EXERCISE OBJECTIVE:
Reproduce every line of the records below word for word, omitting the pictures.
+++
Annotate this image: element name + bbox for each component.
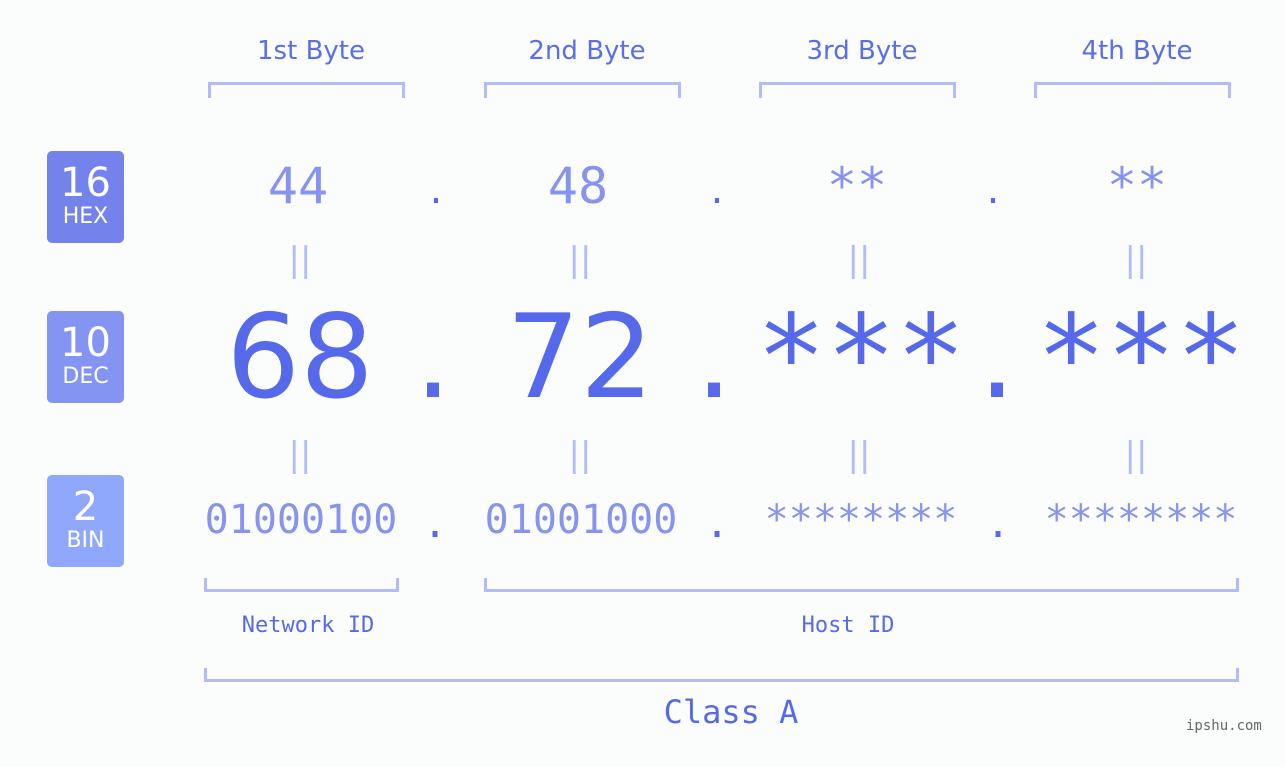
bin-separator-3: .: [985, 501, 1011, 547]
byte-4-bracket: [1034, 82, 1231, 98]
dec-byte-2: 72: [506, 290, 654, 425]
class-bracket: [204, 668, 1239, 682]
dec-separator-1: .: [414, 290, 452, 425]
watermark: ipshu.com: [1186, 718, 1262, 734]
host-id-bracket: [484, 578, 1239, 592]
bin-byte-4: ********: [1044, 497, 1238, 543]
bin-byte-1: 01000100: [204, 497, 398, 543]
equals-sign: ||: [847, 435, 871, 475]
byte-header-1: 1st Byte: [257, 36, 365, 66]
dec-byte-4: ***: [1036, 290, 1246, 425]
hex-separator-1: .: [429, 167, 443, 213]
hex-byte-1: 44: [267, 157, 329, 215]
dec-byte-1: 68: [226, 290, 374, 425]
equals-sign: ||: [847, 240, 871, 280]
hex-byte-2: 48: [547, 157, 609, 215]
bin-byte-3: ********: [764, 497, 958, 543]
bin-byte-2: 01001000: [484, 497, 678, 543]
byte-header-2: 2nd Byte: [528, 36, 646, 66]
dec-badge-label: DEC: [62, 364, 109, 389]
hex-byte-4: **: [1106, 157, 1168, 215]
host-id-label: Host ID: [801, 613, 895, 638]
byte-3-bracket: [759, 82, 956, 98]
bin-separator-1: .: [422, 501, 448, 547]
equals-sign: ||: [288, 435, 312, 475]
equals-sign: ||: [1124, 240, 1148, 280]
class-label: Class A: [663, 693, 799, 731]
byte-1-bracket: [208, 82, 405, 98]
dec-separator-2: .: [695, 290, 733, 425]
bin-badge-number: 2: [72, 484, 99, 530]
+++
SOLVED PROBLEM:
Annotate this image: element name + bbox for each component.
bin-separator-3: .: [985, 501, 1011, 547]
byte-4-bracket: [1034, 82, 1231, 98]
dec-byte-2: 72: [506, 290, 654, 425]
class-bracket: [204, 668, 1239, 682]
dec-separator-1: .: [414, 290, 452, 425]
watermark: ipshu.com: [1186, 718, 1262, 734]
host-id-bracket: [484, 578, 1239, 592]
bin-byte-4: ********: [1044, 497, 1238, 543]
bin-byte-1: 01000100: [204, 497, 398, 543]
equals-sign: ||: [847, 435, 871, 475]
byte-header-1: 1st Byte: [257, 36, 365, 66]
dec-byte-4: ***: [1036, 290, 1246, 425]
hex-separator-1: .: [429, 167, 443, 213]
hex-byte-1: 44: [267, 157, 329, 215]
dec-byte-1: 68: [226, 290, 374, 425]
equals-sign: ||: [847, 240, 871, 280]
hex-byte-2: 48: [547, 157, 609, 215]
bin-byte-3: ********: [764, 497, 958, 543]
bin-byte-2: 01001000: [484, 497, 678, 543]
byte-header-2: 2nd Byte: [528, 36, 646, 66]
dec-badge-label: DEC: [62, 364, 109, 389]
hex-byte-4: **: [1106, 157, 1168, 215]
host-id-label: Host ID: [801, 613, 895, 638]
byte-3-bracket: [759, 82, 956, 98]
bin-separator-1: .: [422, 501, 448, 547]
equals-sign: ||: [288, 435, 312, 475]
equals-sign: ||: [1124, 240, 1148, 280]
class-label: Class A: [663, 693, 799, 731]
byte-1-bracket: [208, 82, 405, 98]
dec-separator-2: .: [695, 290, 733, 425]
bin-badge-number: 2: [72, 484, 99, 530]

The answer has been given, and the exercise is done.